Stated problem
Transcribe every line exactly and omit anything that is a picture.
== Stored data
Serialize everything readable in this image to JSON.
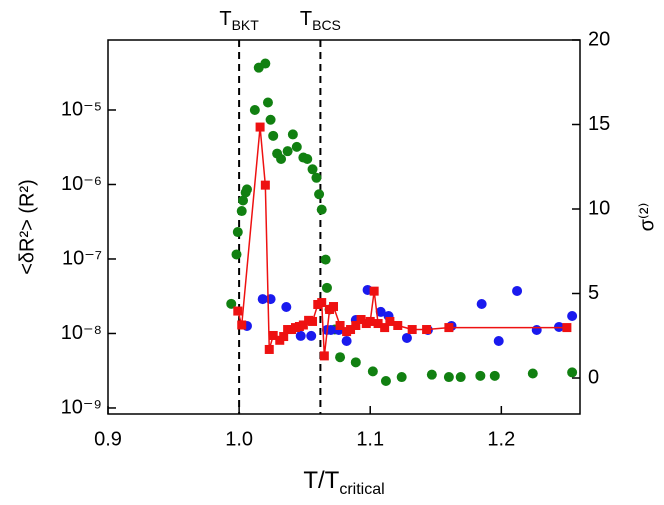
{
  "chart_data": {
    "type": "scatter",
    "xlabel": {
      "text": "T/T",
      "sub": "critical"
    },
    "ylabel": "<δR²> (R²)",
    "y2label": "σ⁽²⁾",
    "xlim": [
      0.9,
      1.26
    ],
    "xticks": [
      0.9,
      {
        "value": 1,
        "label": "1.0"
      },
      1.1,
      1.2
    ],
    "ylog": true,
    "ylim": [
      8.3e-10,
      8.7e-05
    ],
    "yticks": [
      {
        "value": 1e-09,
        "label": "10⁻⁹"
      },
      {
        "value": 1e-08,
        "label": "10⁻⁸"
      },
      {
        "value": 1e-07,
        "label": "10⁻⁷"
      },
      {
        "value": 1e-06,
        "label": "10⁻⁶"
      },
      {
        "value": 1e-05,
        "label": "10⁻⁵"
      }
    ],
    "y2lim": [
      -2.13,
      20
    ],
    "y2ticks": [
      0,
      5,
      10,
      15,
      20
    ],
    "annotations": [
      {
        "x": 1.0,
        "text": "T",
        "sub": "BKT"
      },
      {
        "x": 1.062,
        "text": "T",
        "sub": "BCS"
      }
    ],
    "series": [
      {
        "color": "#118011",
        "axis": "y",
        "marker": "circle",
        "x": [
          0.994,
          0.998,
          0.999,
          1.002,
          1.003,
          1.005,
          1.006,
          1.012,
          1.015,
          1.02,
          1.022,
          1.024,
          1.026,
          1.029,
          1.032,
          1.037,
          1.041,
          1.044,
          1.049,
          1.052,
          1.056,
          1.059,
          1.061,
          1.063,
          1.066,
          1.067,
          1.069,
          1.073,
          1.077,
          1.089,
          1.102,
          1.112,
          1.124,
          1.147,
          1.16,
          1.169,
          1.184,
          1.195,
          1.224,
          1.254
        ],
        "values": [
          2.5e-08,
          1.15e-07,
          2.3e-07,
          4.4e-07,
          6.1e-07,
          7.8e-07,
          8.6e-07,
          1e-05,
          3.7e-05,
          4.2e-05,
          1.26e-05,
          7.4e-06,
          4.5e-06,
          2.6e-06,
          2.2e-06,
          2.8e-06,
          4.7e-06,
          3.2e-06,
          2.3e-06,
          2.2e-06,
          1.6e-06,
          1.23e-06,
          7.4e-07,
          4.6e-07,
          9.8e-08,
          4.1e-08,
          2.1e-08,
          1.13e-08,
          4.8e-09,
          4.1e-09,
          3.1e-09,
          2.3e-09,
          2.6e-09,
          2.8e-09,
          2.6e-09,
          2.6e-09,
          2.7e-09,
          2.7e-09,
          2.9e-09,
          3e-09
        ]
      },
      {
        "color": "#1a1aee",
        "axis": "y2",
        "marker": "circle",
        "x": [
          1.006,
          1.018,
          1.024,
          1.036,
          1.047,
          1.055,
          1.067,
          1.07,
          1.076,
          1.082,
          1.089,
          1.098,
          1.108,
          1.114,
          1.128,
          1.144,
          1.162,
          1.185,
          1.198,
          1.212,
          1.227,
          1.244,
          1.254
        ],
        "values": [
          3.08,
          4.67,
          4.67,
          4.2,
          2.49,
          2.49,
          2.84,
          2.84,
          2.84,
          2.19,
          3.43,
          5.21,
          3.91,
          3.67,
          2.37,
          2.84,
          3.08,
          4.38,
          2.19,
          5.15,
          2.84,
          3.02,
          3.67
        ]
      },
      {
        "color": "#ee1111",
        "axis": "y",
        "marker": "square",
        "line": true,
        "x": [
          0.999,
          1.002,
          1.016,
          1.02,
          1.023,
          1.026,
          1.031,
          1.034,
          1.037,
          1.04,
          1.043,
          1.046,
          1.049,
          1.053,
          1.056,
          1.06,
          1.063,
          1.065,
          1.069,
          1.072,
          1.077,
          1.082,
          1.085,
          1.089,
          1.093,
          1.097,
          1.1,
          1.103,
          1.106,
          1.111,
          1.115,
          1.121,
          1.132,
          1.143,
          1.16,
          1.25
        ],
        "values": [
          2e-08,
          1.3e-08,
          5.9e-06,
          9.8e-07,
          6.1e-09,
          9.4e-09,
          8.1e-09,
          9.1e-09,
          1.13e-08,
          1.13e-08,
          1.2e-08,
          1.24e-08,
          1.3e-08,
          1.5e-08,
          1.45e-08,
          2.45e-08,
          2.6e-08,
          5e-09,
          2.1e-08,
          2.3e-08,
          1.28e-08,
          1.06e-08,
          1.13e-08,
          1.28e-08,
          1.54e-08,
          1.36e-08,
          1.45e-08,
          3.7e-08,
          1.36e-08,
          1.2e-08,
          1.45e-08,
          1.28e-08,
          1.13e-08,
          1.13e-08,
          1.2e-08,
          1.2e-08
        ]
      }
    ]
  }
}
====
Response below
Serialize everything readable in this image to JSON.
{
  "chart_data": {
    "type": "scatter",
    "xlabel": {
      "text": "T/T",
      "sub": "critical"
    },
    "ylabel": "<δR²> (R²)",
    "y2label": "σ⁽²⁾",
    "xlim": [
      0.9,
      1.26
    ],
    "xticks": [
      0.9,
      {
        "value": 1,
        "label": "1.0"
      },
      1.1,
      1.2
    ],
    "ylog": true,
    "ylim": [
      8.3e-10,
      8.7e-05
    ],
    "yticks": [
      {
        "value": 1e-09,
        "label": "10⁻⁹"
      },
      {
        "value": 1e-08,
        "label": "10⁻⁸"
      },
      {
        "value": 1e-07,
        "label": "10⁻⁷"
      },
      {
        "value": 1e-06,
        "label": "10⁻⁶"
      },
      {
        "value": 1e-05,
        "label": "10⁻⁵"
      }
    ],
    "y2lim": [
      -2.13,
      20
    ],
    "y2ticks": [
      0,
      5,
      10,
      15,
      20
    ],
    "annotations": [
      {
        "x": 1.0,
        "text": "T",
        "sub": "BKT"
      },
      {
        "x": 1.062,
        "text": "T",
        "sub": "BCS"
      }
    ],
    "series": [
      {
        "color": "#118011",
        "axis": "y",
        "marker": "circle",
        "x": [
          0.994,
          0.998,
          0.999,
          1.002,
          1.003,
          1.005,
          1.006,
          1.012,
          1.015,
          1.02,
          1.022,
          1.024,
          1.026,
          1.029,
          1.032,
          1.037,
          1.041,
          1.044,
          1.049,
          1.052,
          1.056,
          1.059,
          1.061,
          1.063,
          1.066,
          1.067,
          1.069,
          1.073,
          1.077,
          1.089,
          1.102,
          1.112,
          1.124,
          1.147,
          1.16,
          1.169,
          1.184,
          1.195,
          1.224,
          1.254
        ],
        "values": [
          2.5e-08,
          1.15e-07,
          2.3e-07,
          4.4e-07,
          6.1e-07,
          7.8e-07,
          8.6e-07,
          1e-05,
          3.7e-05,
          4.2e-05,
          1.26e-05,
          7.4e-06,
          4.5e-06,
          2.6e-06,
          2.2e-06,
          2.8e-06,
          4.7e-06,
          3.2e-06,
          2.3e-06,
          2.2e-06,
          1.6e-06,
          1.23e-06,
          7.4e-07,
          4.6e-07,
          9.8e-08,
          4.1e-08,
          2.1e-08,
          1.13e-08,
          4.8e-09,
          4.1e-09,
          3.1e-09,
          2.3e-09,
          2.6e-09,
          2.8e-09,
          2.6e-09,
          2.6e-09,
          2.7e-09,
          2.7e-09,
          2.9e-09,
          3e-09
        ]
      },
      {
        "color": "#1a1aee",
        "axis": "y2",
        "marker": "circle",
        "x": [
          1.006,
          1.018,
          1.024,
          1.036,
          1.047,
          1.055,
          1.067,
          1.07,
          1.076,
          1.082,
          1.089,
          1.098,
          1.108,
          1.114,
          1.128,
          1.144,
          1.162,
          1.185,
          1.198,
          1.212,
          1.227,
          1.244,
          1.254
        ],
        "values": [
          3.08,
          4.67,
          4.67,
          4.2,
          2.49,
          2.49,
          2.84,
          2.84,
          2.84,
          2.19,
          3.43,
          5.21,
          3.91,
          3.67,
          2.37,
          2.84,
          3.08,
          4.38,
          2.19,
          5.15,
          2.84,
          3.02,
          3.67
        ]
      },
      {
        "color": "#ee1111",
        "axis": "y",
        "marker": "square",
        "line": true,
        "x": [
          0.999,
          1.002,
          1.016,
          1.02,
          1.023,
          1.026,
          1.031,
          1.034,
          1.037,
          1.04,
          1.043,
          1.046,
          1.049,
          1.053,
          1.056,
          1.06,
          1.063,
          1.065,
          1.069,
          1.072,
          1.077,
          1.082,
          1.085,
          1.089,
          1.093,
          1.097,
          1.1,
          1.103,
          1.106,
          1.111,
          1.115,
          1.121,
          1.132,
          1.143,
          1.16,
          1.25
        ],
        "values": [
          2e-08,
          1.3e-08,
          5.9e-06,
          9.8e-07,
          6.1e-09,
          9.4e-09,
          8.1e-09,
          9.1e-09,
          1.13e-08,
          1.13e-08,
          1.2e-08,
          1.24e-08,
          1.3e-08,
          1.5e-08,
          1.45e-08,
          2.45e-08,
          2.6e-08,
          5e-09,
          2.1e-08,
          2.3e-08,
          1.28e-08,
          1.06e-08,
          1.13e-08,
          1.28e-08,
          1.54e-08,
          1.36e-08,
          1.45e-08,
          3.7e-08,
          1.36e-08,
          1.2e-08,
          1.45e-08,
          1.28e-08,
          1.13e-08,
          1.13e-08,
          1.2e-08,
          1.2e-08
        ]
      }
    ]
  }
}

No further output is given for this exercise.